> **Problem description**: Scan the data below. Pull out each line where "Pour" occurs.

◆ ◆ ◆

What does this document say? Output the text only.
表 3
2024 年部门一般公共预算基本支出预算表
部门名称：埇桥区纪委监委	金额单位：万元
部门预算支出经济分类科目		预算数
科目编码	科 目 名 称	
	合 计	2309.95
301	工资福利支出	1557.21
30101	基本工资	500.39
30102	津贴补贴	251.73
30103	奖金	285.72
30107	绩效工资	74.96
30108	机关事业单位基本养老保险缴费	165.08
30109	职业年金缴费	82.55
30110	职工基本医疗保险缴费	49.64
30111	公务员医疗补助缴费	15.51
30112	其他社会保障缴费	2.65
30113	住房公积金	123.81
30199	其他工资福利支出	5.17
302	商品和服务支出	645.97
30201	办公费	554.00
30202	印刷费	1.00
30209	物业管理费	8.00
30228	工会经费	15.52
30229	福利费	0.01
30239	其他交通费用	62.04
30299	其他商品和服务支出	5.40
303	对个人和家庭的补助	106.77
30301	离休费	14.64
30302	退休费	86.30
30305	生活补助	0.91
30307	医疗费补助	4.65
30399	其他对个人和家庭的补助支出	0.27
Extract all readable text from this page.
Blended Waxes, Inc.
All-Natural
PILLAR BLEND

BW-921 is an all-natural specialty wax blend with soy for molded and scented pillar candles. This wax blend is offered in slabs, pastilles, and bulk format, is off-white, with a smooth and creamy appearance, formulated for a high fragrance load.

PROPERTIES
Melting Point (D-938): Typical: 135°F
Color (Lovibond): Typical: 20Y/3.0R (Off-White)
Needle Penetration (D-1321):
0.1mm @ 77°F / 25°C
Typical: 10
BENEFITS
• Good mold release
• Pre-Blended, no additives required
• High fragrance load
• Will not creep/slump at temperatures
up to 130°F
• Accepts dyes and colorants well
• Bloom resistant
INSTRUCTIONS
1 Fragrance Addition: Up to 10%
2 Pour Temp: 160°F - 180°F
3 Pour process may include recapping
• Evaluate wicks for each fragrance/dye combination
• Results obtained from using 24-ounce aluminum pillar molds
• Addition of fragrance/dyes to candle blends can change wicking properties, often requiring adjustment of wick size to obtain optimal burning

◆ ◆ ◆

> **Full response**:
2 Pour Temp: 160°F - 180°F
3 Pour process may include recapping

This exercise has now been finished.